Work instructions: Go through the material below and count the lines with the string "Height"; the number is the whole answer.

++++ Data for this task

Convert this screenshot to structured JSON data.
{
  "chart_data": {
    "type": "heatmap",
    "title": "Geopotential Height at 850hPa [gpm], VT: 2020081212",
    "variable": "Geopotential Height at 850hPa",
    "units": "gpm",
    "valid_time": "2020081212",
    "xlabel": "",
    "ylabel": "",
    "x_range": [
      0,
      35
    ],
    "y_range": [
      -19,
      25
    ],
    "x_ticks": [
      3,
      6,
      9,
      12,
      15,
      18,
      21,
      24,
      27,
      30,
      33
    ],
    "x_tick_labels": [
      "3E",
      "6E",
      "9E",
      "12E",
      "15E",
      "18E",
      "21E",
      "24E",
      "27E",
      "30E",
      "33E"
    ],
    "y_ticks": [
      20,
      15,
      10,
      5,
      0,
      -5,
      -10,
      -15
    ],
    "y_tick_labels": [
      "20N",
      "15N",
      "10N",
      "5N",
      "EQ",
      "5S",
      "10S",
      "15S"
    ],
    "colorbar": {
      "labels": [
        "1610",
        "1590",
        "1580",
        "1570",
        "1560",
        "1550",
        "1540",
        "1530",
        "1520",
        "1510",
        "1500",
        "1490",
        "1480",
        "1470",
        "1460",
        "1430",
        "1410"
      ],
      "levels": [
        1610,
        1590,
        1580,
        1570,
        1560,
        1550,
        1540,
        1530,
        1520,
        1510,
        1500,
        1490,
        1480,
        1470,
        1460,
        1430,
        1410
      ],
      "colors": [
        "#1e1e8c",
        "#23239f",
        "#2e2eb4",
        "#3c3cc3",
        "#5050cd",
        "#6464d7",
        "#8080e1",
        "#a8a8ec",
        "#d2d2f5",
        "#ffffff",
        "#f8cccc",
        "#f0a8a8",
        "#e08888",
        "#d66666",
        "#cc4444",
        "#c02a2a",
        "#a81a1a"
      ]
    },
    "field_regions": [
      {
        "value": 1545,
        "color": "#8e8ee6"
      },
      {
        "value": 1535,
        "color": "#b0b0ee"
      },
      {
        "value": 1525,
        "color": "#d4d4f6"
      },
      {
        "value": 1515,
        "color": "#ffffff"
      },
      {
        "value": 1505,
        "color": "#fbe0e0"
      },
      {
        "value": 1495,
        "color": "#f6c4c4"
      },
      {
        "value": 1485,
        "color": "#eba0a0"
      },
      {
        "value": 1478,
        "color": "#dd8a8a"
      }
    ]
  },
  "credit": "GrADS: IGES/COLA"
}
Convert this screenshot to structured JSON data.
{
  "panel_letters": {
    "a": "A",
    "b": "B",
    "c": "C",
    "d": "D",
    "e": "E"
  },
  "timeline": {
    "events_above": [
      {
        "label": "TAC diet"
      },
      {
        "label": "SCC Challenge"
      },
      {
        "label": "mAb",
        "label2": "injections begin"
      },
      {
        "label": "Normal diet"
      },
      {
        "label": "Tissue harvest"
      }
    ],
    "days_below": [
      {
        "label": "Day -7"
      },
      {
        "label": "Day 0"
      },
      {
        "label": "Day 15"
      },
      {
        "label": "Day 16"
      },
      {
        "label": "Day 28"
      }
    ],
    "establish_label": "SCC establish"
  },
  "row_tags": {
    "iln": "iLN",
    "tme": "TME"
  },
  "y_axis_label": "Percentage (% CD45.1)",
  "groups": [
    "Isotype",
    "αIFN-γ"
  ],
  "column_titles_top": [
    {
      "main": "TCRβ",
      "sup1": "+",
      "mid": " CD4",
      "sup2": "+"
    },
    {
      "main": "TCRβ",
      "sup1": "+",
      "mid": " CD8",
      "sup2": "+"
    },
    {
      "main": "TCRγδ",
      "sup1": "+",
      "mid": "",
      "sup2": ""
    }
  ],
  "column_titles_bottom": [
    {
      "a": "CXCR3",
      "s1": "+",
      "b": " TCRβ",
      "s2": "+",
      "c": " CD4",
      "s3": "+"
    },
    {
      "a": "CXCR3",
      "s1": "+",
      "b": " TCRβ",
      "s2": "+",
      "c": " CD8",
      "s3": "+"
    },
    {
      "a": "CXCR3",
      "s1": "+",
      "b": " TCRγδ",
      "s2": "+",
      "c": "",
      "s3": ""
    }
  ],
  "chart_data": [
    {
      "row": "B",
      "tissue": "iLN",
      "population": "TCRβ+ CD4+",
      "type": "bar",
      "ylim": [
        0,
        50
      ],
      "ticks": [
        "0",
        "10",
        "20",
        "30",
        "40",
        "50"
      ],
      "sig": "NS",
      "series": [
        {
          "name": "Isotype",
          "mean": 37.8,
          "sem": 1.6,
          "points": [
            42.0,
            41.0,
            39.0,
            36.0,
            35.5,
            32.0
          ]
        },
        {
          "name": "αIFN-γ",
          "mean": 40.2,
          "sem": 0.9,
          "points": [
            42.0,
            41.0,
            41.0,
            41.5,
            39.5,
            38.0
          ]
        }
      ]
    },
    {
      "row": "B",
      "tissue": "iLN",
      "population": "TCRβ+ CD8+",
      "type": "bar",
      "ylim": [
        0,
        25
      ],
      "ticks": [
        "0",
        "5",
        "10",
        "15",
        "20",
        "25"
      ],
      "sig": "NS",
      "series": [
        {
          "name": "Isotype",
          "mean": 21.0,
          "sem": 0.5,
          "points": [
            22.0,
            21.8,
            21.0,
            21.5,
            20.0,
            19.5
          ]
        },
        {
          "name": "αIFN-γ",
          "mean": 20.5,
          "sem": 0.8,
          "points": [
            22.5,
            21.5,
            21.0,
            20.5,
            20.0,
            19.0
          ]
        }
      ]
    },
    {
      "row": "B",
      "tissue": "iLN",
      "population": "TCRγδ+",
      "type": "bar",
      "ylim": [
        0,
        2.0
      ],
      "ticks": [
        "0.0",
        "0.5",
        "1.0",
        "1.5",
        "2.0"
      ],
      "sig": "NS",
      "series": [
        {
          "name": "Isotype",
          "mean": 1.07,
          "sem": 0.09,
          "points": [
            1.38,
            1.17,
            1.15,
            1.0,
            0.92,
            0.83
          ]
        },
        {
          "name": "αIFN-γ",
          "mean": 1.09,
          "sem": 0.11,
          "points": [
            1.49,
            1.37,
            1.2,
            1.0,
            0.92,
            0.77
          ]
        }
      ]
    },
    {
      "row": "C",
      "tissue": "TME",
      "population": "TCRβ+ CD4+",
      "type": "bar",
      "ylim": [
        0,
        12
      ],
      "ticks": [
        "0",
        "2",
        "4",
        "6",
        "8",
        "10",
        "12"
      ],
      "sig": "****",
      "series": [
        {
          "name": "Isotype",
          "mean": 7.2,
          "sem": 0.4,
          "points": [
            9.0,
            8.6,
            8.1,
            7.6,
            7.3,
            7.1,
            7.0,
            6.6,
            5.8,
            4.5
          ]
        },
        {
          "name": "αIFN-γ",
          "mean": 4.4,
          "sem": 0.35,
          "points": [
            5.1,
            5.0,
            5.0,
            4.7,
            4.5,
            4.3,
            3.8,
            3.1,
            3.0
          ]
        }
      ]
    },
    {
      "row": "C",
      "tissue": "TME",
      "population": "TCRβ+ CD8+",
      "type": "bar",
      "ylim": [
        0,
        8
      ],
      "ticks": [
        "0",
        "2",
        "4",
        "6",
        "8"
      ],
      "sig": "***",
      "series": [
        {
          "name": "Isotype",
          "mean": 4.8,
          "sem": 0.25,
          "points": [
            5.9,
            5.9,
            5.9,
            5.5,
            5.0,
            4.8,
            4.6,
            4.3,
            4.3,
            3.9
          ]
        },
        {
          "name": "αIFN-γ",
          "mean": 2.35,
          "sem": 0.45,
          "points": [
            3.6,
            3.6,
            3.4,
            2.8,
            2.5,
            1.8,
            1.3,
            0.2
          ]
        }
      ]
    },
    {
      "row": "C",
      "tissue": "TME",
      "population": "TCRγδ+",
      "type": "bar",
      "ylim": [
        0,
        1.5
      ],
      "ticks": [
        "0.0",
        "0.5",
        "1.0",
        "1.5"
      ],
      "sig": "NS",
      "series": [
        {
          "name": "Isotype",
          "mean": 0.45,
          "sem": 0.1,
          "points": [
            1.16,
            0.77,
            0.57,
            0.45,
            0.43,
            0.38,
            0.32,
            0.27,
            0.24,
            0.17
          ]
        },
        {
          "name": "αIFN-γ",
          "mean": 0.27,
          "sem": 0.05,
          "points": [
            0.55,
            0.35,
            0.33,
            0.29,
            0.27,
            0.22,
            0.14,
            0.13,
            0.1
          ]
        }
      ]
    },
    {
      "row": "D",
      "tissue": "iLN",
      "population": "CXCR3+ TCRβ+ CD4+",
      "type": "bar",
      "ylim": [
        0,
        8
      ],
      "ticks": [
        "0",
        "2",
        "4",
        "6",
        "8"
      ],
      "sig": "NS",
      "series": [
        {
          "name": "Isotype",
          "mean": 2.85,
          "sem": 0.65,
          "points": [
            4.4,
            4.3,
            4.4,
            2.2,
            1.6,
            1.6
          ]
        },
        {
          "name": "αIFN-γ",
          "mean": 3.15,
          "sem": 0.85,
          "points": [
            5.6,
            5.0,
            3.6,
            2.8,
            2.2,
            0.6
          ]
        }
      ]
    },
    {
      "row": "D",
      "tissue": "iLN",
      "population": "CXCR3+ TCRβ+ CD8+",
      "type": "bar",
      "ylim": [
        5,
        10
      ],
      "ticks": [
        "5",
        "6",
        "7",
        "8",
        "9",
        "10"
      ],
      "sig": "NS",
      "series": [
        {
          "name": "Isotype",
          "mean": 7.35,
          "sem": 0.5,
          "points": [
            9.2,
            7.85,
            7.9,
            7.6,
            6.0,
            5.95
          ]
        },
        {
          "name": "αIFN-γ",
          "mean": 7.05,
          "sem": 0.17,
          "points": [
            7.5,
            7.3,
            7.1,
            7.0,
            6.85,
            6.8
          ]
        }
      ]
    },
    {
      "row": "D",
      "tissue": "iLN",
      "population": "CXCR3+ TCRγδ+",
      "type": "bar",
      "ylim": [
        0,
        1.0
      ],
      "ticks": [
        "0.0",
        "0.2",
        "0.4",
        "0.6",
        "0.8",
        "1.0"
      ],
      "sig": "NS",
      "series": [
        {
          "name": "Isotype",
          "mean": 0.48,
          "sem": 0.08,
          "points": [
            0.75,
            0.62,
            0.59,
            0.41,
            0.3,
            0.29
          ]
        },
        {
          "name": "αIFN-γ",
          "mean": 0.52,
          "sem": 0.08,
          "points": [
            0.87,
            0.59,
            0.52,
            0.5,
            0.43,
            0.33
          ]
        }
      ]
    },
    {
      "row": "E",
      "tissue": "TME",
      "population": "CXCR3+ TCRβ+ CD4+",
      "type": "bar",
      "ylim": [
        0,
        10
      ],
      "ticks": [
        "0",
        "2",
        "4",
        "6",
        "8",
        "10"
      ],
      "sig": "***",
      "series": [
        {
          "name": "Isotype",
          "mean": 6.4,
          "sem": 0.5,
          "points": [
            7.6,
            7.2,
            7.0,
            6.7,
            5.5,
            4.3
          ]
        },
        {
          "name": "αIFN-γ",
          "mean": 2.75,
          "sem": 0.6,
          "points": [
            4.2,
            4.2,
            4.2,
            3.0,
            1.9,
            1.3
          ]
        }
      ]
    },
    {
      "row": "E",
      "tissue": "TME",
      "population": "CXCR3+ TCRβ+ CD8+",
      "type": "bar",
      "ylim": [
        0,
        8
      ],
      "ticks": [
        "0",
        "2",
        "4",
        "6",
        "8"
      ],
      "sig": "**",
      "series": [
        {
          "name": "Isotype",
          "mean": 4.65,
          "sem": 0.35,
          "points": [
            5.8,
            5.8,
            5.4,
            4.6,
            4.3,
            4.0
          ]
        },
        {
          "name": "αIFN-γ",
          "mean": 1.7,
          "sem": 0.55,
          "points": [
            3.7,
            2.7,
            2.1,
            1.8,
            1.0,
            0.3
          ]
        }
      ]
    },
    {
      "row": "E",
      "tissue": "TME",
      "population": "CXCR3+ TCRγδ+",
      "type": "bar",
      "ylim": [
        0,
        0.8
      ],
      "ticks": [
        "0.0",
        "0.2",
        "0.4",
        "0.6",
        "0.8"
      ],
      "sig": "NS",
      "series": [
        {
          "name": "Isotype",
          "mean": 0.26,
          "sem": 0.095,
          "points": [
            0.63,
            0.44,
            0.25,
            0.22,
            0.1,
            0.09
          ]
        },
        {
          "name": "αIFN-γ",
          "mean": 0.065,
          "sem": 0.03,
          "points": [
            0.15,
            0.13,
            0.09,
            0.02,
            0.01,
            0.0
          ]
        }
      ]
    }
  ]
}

++++++++

Written response: 2